• WHAT NEEDS TO BE DONE
Each line below should be retyped exactly, with no pictures.

#### ITEMS

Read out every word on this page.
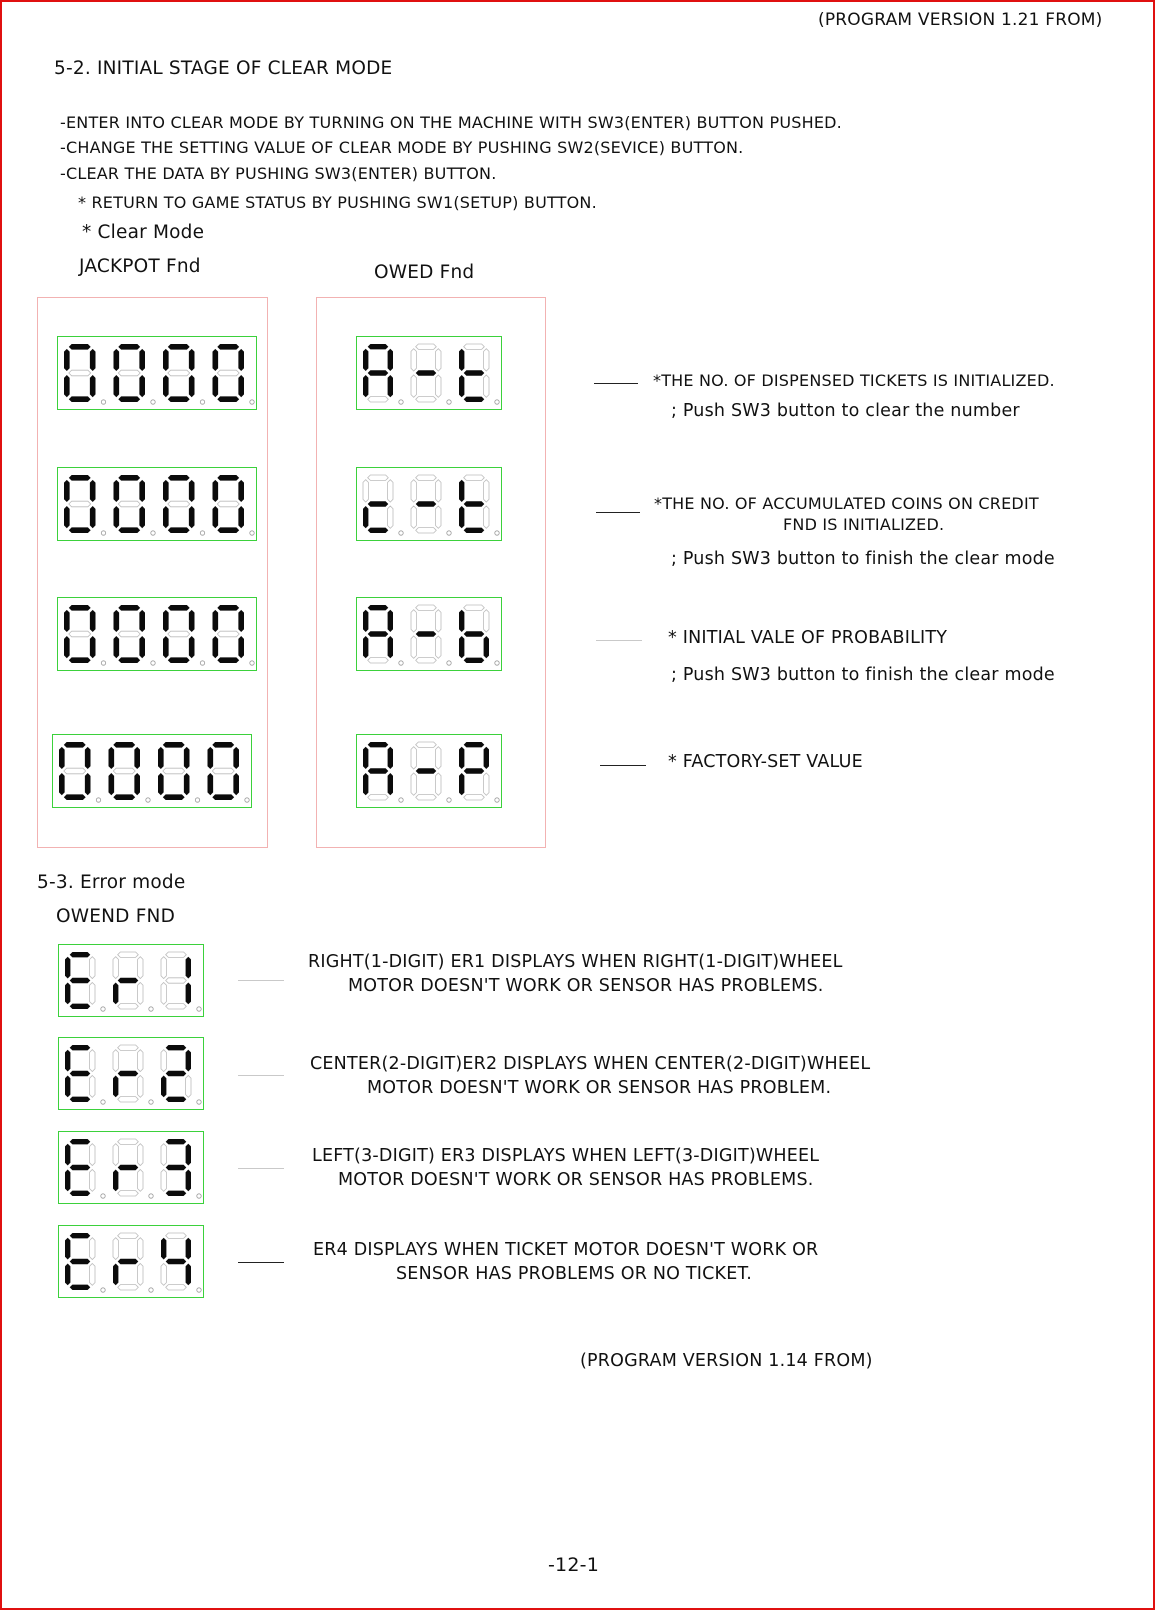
(PROGRAM VERSION 1.21 FROM)
5-2. INITIAL STAGE OF CLEAR MODE
-ENTER INTO CLEAR MODE BY TURNING ON THE MACHINE WITH SW3(ENTER) BUTTON PUSHED.
-CHANGE THE SETTING VALUE OF CLEAR MODE BY PUSHING SW2(SEVICE) BUTTON.
-CLEAR THE DATA BY PUSHING SW3(ENTER) BUTTON.
* RETURN TO GAME STATUS BY PUSHING SW1(SETUP) BUTTON.
* Clear Mode
JACKPOT Fnd	OWED Fnd
*THE NO. OF DISPENSED TICKETS IS INITIALIZED.
; Push SW3 button to clear the number
*THE NO. OF ACCUMULATED COINS ON CREDIT
FND IS INITIALIZED.
; Push SW3 button to finish the clear mode
* INITIAL VALE OF PROBABILITY
; Push SW3 button to finish the clear mode
* FACTORY-SET VALUE
5-3. Error mode
OWEND FND
RIGHT(1-DIGIT) ER1 DISPLAYS WHEN RIGHT(1-DIGIT)WHEEL
MOTOR DOESN'T WORK OR SENSOR HAS PROBLEMS.
CENTER(2-DIGIT)ER2 DISPLAYS WHEN CENTER(2-DIGIT)WHEEL
MOTOR DOESN'T WORK OR SENSOR HAS PROBLEM.
LEFT(3-DIGIT) ER3 DISPLAYS WHEN LEFT(3-DIGIT)WHEEL
MOTOR DOESN'T WORK OR SENSOR HAS PROBLEMS.
ER4 DISPLAYS WHEN TICKET MOTOR DOESN'T WORK OR
SENSOR HAS PROBLEMS OR NO TICKET.
(PROGRAM VERSION 1.14 FROM)
-12-1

########

• WRITTEN ANSWER
Read out every word on this page.
(PROGRAM VERSION 1.21 FROM)
5-2. INITIAL STAGE OF CLEAR MODE
-ENTER INTO CLEAR MODE BY TURNING ON THE MACHINE WITH SW3(ENTER) BUTTON PUSHED.
-CHANGE THE SETTING VALUE OF CLEAR MODE BY PUSHING SW2(SEVICE) BUTTON.
-CLEAR THE DATA BY PUSHING SW3(ENTER) BUTTON.
* RETURN TO GAME STATUS BY PUSHING SW1(SETUP) BUTTON.
* Clear Mode
JACKPOT Fnd	OWED Fnd
*THE NO. OF DISPENSED TICKETS IS INITIALIZED.
; Push SW3 button to clear the number
*THE NO. OF ACCUMULATED COINS ON CREDIT
FND IS INITIALIZED.
; Push SW3 button to finish the clear mode
* INITIAL VALE OF PROBABILITY
; Push SW3 button to finish the clear mode
* FACTORY-SET VALUE
5-3. Error mode
OWEND FND
RIGHT(1-DIGIT) ER1 DISPLAYS WHEN RIGHT(1-DIGIT)WHEEL
MOTOR DOESN'T WORK OR SENSOR HAS PROBLEMS.
CENTER(2-DIGIT)ER2 DISPLAYS WHEN CENTER(2-DIGIT)WHEEL
MOTOR DOESN'T WORK OR SENSOR HAS PROBLEM.
LEFT(3-DIGIT) ER3 DISPLAYS WHEN LEFT(3-DIGIT)WHEEL
MOTOR DOESN'T WORK OR SENSOR HAS PROBLEMS.
ER4 DISPLAYS WHEN TICKET MOTOR DOESN'T WORK OR
SENSOR HAS PROBLEMS OR NO TICKET.
(PROGRAM VERSION 1.14 FROM)
-12-1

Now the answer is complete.